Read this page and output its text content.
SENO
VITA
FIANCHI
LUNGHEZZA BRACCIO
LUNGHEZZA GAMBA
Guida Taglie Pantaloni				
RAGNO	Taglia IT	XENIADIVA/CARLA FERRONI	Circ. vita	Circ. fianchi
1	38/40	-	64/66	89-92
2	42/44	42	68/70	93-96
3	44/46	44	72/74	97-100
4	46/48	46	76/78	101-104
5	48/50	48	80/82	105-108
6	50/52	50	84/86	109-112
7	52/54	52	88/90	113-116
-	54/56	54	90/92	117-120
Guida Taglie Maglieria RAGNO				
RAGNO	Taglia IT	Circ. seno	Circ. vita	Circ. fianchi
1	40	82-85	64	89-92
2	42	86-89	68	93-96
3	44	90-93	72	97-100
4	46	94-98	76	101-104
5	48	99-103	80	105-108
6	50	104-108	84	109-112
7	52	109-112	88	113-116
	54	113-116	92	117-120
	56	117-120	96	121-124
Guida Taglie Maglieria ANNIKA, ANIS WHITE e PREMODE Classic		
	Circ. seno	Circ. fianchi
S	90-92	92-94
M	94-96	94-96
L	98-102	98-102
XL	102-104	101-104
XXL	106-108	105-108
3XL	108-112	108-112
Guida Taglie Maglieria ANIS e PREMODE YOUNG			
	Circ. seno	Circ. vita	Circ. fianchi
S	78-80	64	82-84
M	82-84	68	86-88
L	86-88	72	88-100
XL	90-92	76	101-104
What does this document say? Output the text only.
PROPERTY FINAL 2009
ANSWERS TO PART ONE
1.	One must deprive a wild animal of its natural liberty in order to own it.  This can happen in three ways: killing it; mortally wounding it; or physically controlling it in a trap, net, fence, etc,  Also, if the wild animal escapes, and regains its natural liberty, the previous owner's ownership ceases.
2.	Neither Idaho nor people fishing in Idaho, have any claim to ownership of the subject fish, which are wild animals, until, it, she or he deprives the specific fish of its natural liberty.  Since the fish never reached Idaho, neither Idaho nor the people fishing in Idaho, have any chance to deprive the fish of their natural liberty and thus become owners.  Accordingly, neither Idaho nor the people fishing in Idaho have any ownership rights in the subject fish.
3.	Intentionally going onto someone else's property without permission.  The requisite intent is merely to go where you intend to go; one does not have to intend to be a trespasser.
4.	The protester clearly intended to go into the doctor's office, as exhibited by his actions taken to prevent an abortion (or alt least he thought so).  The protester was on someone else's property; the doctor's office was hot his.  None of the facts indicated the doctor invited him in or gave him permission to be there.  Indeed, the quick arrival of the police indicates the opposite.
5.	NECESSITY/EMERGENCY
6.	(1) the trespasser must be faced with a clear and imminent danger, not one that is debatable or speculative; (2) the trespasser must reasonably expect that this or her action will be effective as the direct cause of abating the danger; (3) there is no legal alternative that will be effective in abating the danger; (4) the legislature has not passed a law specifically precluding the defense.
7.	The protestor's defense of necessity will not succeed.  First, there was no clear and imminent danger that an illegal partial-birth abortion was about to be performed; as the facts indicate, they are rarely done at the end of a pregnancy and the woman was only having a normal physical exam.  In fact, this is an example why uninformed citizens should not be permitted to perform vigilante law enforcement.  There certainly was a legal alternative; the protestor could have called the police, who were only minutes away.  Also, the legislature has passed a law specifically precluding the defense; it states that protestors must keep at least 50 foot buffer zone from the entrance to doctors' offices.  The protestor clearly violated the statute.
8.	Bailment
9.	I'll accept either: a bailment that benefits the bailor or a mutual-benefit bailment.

REQUIREMENT ->
Extract the listing in its entirety, matching it exactly.

TASK ANSWER ->
Read this page and output its text content.
SENO
VITA
FIANCHI
LUNGHEZZA BRACCIO
LUNGHEZZA GAMBA
Guida Taglie Pantaloni				
RAGNO	Taglia IT	XENIADIVA/CARLA FERRONI	Circ. vita	Circ. fianchi
1	38/40	-	64/66	89-92
2	42/44	42	68/70	93-96
3	44/46	44	72/74	97-100
4	46/48	46	76/78	101-104
5	48/50	48	80/82	105-108
6	50/52	50	84/86	109-112
7	52/54	52	88/90	113-116
-	54/56	54	90/92	117-120
Guida Taglie Maglieria RAGNO				
RAGNO	Taglia IT	Circ. seno	Circ. vita	Circ. fianchi
1	40	82-85	64	89-92
2	42	86-89	68	93-96
3	44	90-93	72	97-100
4	46	94-98	76	101-104
5	48	99-103	80	105-108
6	50	104-108	84	109-112
7	52	109-112	88	113-116
	54	113-116	92	117-120
	56	117-120	96	121-124
Guida Taglie Maglieria ANNIKA, ANIS WHITE e PREMODE Classic		
	Circ. seno	Circ. fianchi
S	90-92	92-94
M	94-96	94-96
L	98-102	98-102
XL	102-104	101-104
XXL	106-108	105-108
3XL	108-112	108-112
Guida Taglie Maglieria ANIS e PREMODE YOUNG			
	Circ. seno	Circ. vita	Circ. fianchi
S	78-80	64	82-84
M	82-84	68	86-88
L	86-88	72	88-100
XL	90-92	76	101-104
What does this document say? Output the text only.
PROPERTY FINAL 2009
ANSWERS TO PART ONE
1.	One must deprive a wild animal of its natural liberty in order to own it.  This can happen in three ways: killing it; mortally wounding it; or physically controlling it in a trap, net, fence, etc,  Also, if the wild animal escapes, and regains its natural liberty, the previous owner's ownership ceases.
2.	Neither Idaho nor people fishing in Idaho, have any claim to ownership of the subject fish, which are wild animals, until, it, she or he deprives the specific fish of its natural liberty.  Since the fish never reached Idaho, neither Idaho nor the people fishing in Idaho, have any chance to deprive the fish of their natural liberty and thus become owners.  Accordingly, neither Idaho nor the people fishing in Idaho have any ownership rights in the subject fish.
3.	Intentionally going onto someone else's property without permission.  The requisite intent is merely to go where you intend to go; one does not have to intend to be a trespasser.
4.	The protester clearly intended to go into the doctor's office, as exhibited by his actions taken to prevent an abortion (or alt least he thought so).  The protester was on someone else's property; the doctor's office was hot his.  None of the facts indicated the doctor invited him in or gave him permission to be there.  Indeed, the quick arrival of the police indicates the opposite.
5.	NECESSITY/EMERGENCY
6.	(1) the trespasser must be faced with a clear and imminent danger, not one that is debatable or speculative; (2) the trespasser must reasonably expect that this or her action will be effective as the direct cause of abating the danger; (3) there is no legal alternative that will be effective in abating the danger; (4) the legislature has not passed a law specifically precluding the defense.
7.	The protestor's defense of necessity will not succeed.  First, there was no clear and imminent danger that an illegal partial-birth abortion was about to be performed; as the facts indicate, they are rarely done at the end of a pregnancy and the woman was only having a normal physical exam.  In fact, this is an example why uninformed citizens should not be permitted to perform vigilante law enforcement.  There certainly was a legal alternative; the protestor could have called the police, who were only minutes away.  Also, the legislature has passed a law specifically precluding the defense; it states that protestors must keep at least 50 foot buffer zone from the entrance to doctors' offices.  The protestor clearly violated the statute.
8.	Bailment
9.	I'll accept either: a bailment that benefits the bailor or a mutual-benefit bailment.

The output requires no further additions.